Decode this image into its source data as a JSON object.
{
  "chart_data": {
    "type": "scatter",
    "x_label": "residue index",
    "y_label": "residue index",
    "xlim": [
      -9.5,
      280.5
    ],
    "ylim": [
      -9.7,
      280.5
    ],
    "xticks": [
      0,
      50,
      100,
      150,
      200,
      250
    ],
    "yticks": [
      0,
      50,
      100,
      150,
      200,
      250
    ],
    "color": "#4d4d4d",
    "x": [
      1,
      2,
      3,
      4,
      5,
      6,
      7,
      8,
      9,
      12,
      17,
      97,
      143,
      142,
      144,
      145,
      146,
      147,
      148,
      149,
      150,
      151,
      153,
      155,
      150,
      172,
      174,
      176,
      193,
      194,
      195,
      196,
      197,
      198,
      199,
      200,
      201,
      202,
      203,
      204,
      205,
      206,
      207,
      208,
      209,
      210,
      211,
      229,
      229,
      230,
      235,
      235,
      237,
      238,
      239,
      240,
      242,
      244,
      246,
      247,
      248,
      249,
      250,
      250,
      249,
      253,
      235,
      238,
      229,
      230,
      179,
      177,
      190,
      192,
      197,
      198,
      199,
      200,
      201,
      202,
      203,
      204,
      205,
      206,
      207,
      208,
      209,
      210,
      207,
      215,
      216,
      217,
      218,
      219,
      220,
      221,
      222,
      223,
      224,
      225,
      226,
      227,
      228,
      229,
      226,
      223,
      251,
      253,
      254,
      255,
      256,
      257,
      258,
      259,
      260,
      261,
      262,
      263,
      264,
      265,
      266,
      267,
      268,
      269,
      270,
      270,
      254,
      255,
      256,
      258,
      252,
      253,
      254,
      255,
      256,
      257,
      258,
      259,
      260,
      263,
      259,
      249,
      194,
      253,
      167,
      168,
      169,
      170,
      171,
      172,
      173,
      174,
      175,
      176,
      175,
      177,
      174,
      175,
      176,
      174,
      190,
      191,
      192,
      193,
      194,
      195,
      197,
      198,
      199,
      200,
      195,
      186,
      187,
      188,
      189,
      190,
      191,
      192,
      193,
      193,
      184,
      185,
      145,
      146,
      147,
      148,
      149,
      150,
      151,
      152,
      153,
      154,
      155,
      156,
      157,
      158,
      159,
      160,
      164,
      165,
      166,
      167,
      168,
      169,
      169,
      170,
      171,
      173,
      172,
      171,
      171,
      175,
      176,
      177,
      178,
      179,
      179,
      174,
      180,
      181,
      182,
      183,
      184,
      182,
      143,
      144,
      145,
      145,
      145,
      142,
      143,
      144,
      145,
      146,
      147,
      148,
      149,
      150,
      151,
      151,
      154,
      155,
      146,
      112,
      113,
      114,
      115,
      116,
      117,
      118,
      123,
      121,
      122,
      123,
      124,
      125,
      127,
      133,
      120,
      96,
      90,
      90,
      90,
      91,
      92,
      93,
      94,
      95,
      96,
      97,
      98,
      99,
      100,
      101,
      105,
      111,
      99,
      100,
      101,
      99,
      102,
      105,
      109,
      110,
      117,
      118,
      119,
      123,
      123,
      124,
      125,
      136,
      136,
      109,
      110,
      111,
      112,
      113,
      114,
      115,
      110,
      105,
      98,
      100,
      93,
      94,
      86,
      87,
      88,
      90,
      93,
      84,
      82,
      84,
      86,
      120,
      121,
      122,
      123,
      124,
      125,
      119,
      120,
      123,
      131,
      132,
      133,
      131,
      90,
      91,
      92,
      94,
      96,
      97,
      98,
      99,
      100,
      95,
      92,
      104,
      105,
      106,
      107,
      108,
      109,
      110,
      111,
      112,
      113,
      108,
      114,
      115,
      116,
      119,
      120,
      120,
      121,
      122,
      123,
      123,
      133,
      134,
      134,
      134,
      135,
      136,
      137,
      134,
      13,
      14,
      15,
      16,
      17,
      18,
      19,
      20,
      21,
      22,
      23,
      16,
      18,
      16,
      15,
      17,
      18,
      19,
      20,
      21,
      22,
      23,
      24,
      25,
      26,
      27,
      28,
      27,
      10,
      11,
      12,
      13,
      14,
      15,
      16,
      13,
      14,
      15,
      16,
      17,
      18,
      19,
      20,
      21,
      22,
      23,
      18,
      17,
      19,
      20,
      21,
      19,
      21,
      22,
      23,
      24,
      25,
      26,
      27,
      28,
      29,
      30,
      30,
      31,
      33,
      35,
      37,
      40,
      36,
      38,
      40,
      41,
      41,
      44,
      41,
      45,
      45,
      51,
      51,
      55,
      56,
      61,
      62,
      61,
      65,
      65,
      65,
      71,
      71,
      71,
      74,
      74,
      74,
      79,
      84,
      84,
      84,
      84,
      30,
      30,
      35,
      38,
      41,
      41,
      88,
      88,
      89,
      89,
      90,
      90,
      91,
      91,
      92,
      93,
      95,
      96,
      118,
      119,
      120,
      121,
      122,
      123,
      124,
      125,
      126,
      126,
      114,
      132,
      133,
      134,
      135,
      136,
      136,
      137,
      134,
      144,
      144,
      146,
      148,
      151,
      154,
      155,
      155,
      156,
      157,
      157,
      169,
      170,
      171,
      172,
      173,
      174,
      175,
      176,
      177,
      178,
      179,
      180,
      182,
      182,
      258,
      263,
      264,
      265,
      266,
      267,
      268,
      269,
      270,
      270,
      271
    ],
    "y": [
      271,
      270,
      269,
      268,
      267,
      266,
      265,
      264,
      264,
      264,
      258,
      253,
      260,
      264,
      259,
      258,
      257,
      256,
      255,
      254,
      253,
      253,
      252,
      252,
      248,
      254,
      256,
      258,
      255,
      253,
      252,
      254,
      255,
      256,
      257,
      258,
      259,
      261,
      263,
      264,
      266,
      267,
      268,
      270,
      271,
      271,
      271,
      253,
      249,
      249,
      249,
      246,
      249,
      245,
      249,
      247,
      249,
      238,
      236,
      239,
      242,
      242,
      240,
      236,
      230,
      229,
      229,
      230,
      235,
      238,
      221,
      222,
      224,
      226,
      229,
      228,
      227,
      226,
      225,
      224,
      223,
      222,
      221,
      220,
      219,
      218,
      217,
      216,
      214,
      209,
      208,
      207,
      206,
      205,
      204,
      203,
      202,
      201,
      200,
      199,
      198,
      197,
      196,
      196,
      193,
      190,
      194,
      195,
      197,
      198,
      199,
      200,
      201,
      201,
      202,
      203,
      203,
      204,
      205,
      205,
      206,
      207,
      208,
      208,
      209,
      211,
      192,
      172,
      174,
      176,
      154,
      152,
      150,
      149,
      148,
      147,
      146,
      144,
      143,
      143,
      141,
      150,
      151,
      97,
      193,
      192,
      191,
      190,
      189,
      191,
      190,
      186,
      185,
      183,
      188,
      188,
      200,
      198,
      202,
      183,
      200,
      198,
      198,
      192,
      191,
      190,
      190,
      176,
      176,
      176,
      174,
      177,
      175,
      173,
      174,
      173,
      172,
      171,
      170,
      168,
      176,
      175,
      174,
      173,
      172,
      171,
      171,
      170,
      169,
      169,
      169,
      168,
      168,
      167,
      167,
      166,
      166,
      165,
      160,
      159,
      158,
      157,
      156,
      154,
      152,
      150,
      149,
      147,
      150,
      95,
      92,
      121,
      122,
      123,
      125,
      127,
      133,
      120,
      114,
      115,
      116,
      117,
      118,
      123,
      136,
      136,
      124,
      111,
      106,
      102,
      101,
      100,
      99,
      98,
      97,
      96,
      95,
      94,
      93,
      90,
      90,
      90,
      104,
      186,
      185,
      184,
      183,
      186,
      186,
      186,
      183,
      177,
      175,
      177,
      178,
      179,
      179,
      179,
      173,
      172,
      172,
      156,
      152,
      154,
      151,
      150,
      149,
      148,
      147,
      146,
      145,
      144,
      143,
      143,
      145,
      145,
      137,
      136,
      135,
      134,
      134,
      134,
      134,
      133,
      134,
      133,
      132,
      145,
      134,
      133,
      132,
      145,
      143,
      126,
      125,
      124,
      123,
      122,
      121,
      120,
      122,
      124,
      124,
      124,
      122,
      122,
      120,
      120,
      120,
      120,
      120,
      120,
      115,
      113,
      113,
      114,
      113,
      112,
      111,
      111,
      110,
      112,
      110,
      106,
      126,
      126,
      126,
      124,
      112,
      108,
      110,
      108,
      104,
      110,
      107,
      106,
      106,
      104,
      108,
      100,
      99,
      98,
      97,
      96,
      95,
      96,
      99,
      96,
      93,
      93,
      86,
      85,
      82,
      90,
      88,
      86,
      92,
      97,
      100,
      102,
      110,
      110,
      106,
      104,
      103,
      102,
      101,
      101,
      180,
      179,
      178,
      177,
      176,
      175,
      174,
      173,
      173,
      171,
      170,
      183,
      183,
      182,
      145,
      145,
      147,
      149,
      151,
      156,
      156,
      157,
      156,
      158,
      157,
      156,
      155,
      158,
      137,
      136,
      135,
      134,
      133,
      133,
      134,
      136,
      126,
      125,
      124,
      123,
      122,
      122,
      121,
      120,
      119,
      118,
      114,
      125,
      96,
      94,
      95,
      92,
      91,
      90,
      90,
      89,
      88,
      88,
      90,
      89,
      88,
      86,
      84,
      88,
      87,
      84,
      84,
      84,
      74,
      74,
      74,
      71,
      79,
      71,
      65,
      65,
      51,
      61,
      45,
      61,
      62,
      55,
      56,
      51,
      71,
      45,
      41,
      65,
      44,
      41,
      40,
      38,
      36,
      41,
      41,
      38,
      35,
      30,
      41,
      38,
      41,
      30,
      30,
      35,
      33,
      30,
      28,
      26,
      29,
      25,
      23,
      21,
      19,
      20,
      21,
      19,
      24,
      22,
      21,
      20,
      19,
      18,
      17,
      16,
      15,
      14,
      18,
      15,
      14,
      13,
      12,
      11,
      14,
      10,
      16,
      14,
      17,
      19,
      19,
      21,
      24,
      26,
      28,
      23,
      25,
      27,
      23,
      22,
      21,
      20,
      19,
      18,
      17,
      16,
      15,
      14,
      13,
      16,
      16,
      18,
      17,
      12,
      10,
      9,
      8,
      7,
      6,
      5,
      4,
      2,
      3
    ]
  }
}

* * * *

For each line of the entries that includes "index", show that line.

    "x_label": "residue index",
    "y_label": "residue index",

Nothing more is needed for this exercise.